• _WORK TO COMPLETE_: Scan the lines below for the string "model" and report how many lines contain it, giving only the number.
## Begin EXERCISE INPUT
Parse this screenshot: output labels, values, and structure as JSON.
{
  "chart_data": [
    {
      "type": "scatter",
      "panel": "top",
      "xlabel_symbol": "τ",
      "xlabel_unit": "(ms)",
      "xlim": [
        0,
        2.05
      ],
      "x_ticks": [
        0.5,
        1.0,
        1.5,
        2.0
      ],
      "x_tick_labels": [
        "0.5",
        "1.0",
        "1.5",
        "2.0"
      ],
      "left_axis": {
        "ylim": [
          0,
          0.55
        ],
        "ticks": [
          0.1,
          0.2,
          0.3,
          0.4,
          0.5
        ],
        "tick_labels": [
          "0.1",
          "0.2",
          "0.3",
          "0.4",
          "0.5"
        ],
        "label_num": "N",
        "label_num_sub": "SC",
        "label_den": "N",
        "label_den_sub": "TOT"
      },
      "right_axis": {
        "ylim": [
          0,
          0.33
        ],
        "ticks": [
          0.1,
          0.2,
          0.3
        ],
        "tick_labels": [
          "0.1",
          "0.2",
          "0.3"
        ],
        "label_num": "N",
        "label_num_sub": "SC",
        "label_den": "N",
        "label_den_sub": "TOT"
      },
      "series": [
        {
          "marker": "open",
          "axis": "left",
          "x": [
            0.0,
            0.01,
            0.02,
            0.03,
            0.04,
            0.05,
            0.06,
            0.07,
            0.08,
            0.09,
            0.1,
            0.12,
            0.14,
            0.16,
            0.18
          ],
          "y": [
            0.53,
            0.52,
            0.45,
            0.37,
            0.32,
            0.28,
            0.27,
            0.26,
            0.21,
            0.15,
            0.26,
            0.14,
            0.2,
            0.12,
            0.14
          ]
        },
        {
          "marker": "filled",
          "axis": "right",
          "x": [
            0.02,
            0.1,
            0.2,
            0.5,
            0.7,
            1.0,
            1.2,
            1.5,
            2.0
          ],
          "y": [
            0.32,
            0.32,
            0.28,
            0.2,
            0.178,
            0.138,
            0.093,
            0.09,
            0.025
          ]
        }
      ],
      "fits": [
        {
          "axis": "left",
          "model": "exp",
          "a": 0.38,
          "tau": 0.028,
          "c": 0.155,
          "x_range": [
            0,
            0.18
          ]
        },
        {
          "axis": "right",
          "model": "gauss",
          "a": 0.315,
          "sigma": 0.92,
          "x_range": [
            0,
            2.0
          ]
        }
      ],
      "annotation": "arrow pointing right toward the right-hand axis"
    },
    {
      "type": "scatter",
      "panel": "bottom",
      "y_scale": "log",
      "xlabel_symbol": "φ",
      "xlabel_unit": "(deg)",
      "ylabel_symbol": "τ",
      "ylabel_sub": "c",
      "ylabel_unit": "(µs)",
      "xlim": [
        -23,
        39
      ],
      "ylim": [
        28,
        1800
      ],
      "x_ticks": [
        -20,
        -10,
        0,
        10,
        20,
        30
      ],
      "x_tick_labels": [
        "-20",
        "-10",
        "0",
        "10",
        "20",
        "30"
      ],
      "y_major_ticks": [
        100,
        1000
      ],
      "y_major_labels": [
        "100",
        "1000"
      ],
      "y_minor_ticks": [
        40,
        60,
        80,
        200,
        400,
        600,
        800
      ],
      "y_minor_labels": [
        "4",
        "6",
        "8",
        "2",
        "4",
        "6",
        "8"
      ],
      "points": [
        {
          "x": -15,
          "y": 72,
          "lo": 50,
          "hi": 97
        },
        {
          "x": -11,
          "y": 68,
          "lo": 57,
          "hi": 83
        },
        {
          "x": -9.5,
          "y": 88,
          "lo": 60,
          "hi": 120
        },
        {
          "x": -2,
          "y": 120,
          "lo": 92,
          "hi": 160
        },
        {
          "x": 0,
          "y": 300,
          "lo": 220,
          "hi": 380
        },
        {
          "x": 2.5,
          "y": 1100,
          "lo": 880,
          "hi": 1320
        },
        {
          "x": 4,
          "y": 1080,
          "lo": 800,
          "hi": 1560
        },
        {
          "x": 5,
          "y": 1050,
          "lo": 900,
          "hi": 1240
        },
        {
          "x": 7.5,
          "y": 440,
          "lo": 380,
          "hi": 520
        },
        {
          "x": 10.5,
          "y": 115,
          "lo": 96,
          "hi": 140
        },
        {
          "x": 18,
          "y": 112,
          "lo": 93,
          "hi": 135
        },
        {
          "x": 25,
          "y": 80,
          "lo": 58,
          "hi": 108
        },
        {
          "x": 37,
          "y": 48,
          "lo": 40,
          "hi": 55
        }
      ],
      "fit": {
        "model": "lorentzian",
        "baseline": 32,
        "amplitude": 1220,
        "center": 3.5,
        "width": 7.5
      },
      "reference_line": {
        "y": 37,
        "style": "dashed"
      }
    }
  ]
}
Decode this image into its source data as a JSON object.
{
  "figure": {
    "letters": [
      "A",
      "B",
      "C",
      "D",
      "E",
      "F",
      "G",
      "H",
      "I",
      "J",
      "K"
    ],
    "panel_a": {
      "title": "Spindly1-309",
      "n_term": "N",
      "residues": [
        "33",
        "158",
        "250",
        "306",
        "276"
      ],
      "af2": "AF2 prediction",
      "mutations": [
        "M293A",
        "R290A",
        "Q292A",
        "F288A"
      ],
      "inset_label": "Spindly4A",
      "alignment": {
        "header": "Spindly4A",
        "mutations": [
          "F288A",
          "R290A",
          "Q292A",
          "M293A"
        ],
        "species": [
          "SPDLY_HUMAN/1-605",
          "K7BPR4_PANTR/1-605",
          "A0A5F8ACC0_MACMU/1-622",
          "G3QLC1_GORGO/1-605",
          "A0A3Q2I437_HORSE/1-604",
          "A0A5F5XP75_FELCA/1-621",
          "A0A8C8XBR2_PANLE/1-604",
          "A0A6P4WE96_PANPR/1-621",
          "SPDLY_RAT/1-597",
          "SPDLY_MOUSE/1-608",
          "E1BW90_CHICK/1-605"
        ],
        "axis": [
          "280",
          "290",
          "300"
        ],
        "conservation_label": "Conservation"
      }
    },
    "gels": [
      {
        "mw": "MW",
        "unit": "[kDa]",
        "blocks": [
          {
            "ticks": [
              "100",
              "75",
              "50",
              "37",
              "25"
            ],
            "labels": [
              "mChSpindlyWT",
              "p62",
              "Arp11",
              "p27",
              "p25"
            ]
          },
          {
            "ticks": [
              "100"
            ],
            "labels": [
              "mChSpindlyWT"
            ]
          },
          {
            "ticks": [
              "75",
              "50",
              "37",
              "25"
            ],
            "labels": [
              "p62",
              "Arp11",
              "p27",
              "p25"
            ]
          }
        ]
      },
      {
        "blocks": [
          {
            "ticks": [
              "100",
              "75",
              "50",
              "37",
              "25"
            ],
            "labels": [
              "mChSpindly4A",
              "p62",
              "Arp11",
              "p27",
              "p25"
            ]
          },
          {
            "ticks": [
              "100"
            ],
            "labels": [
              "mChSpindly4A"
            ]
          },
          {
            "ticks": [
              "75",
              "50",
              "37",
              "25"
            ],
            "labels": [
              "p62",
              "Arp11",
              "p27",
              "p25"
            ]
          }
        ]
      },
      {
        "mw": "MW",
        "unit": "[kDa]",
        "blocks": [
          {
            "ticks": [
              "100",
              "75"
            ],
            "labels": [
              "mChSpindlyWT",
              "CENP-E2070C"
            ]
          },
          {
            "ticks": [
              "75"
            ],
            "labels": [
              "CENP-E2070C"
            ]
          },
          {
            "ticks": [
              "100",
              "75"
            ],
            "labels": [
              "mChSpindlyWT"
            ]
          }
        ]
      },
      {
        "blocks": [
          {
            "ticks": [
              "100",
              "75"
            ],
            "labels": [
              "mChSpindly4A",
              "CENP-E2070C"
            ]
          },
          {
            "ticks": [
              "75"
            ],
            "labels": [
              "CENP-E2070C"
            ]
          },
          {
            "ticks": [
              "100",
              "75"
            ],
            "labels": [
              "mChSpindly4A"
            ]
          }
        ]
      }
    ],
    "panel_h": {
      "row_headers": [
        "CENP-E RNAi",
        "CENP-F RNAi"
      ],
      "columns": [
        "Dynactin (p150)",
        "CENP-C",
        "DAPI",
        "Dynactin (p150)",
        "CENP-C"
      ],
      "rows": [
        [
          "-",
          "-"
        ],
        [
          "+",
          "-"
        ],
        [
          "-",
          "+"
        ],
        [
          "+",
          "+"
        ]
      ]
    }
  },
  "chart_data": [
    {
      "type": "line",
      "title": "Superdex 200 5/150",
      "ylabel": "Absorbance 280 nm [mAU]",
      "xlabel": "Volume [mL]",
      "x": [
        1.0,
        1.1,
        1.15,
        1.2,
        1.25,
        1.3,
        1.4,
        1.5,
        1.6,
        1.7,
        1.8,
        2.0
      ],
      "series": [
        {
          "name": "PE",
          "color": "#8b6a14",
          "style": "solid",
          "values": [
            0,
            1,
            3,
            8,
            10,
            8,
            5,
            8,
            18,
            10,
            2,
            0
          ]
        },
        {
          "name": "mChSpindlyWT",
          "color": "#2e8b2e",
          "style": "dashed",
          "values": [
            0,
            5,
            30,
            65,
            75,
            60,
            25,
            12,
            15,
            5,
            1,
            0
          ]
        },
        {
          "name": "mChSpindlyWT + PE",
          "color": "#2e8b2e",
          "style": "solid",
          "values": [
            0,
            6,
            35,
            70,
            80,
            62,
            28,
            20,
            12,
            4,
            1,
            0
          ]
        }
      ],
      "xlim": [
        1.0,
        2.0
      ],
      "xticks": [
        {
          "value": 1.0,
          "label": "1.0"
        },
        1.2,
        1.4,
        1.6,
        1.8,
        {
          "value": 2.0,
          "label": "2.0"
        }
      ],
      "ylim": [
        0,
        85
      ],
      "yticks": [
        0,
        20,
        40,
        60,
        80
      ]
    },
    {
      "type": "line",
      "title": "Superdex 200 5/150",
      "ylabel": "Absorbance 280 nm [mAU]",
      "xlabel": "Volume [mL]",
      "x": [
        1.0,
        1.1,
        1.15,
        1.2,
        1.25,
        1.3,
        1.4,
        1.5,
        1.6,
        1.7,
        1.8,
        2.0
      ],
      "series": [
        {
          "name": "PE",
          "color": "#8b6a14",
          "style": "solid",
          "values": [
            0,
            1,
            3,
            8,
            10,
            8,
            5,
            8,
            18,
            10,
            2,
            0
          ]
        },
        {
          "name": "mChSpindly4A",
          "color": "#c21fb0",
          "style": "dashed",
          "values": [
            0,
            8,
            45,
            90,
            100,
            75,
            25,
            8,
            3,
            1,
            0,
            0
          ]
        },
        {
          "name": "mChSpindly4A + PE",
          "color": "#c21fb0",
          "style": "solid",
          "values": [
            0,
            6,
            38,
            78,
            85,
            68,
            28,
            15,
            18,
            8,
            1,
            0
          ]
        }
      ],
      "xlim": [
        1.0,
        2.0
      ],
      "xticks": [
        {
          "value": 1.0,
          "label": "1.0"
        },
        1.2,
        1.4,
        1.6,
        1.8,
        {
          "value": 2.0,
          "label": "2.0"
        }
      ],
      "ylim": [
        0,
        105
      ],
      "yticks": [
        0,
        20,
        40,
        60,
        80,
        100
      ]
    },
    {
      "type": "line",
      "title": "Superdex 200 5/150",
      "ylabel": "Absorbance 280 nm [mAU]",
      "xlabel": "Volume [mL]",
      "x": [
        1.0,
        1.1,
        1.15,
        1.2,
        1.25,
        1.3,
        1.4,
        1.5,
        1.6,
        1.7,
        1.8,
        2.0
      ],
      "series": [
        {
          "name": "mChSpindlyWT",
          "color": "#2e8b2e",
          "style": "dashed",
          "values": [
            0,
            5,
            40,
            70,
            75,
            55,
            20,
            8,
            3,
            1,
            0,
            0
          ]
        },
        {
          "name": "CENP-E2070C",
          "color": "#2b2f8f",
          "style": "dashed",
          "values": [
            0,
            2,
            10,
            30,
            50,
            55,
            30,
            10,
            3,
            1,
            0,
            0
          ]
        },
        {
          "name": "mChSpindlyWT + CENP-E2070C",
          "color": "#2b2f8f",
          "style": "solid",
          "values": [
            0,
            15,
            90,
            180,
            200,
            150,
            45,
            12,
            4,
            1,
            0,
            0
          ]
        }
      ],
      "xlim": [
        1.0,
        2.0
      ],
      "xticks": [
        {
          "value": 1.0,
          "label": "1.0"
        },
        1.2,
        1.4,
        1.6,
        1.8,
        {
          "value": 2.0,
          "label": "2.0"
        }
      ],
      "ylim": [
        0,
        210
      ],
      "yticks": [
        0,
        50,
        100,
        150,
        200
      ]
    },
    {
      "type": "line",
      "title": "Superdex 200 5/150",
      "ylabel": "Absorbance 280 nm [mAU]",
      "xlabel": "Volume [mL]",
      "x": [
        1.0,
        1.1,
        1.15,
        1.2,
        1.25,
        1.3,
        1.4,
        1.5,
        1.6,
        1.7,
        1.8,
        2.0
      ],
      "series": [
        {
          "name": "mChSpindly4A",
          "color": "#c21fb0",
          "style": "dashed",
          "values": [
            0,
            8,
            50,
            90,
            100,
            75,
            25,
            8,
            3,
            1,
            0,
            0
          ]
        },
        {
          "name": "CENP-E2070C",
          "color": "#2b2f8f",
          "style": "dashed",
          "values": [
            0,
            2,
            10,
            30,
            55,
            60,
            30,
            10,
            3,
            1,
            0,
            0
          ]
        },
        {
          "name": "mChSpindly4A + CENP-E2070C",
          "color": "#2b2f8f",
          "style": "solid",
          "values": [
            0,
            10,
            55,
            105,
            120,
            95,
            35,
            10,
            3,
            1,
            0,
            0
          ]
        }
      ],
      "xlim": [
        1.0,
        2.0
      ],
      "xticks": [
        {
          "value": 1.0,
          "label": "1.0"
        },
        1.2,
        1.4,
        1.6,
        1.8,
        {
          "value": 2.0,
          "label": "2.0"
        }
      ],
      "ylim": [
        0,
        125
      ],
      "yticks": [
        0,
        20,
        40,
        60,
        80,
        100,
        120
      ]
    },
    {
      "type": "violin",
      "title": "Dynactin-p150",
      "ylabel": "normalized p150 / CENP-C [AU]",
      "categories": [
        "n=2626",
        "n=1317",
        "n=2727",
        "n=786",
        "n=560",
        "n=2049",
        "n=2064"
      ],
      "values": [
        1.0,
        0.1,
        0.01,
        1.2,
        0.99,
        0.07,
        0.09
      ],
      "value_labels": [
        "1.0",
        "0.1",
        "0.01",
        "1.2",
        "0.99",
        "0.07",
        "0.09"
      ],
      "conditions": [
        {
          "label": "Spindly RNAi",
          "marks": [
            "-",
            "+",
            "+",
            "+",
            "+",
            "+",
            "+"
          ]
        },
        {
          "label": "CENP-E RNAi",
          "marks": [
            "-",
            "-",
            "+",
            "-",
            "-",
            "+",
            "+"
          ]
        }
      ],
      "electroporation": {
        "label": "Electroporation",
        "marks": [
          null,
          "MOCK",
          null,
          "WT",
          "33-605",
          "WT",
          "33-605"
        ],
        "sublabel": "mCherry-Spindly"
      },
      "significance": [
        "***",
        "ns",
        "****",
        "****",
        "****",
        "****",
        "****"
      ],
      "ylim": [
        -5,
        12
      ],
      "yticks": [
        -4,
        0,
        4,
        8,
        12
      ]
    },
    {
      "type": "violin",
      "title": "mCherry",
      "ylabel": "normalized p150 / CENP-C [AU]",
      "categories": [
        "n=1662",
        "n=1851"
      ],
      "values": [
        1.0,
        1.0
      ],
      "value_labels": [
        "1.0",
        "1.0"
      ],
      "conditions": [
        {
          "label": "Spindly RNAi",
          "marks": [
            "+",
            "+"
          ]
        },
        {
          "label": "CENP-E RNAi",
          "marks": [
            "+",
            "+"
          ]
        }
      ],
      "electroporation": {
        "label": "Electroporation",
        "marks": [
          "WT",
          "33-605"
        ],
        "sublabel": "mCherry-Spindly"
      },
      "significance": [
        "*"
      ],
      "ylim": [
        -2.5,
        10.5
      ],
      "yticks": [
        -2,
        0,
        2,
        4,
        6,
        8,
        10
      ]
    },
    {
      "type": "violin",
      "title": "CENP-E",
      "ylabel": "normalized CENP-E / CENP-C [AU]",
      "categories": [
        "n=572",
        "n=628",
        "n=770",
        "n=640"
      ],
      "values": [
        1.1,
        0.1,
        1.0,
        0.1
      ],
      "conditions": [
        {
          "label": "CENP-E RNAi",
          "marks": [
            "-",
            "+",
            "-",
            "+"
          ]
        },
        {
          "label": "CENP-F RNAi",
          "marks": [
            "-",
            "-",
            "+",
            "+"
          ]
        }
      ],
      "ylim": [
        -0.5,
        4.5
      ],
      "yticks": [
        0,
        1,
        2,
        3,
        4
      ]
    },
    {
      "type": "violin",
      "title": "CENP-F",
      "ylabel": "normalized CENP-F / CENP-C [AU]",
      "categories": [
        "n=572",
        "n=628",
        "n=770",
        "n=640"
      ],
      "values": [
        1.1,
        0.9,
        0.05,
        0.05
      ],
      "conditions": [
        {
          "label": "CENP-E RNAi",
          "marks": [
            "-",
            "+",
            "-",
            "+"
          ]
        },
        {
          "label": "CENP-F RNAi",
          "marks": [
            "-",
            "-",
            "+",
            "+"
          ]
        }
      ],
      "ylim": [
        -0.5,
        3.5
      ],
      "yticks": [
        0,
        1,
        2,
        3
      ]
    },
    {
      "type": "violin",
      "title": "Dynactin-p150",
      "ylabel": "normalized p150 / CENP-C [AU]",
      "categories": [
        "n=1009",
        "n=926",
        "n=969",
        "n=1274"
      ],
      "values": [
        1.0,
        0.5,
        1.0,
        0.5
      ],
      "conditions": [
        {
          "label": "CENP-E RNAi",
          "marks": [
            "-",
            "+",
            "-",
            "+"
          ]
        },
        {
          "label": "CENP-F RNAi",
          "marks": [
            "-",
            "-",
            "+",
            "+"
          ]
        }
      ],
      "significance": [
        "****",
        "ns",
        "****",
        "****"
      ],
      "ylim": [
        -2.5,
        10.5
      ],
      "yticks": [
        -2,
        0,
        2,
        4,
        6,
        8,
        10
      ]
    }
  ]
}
## End EXERCISE INPUT
• _REPLY TO THE TASK_: 3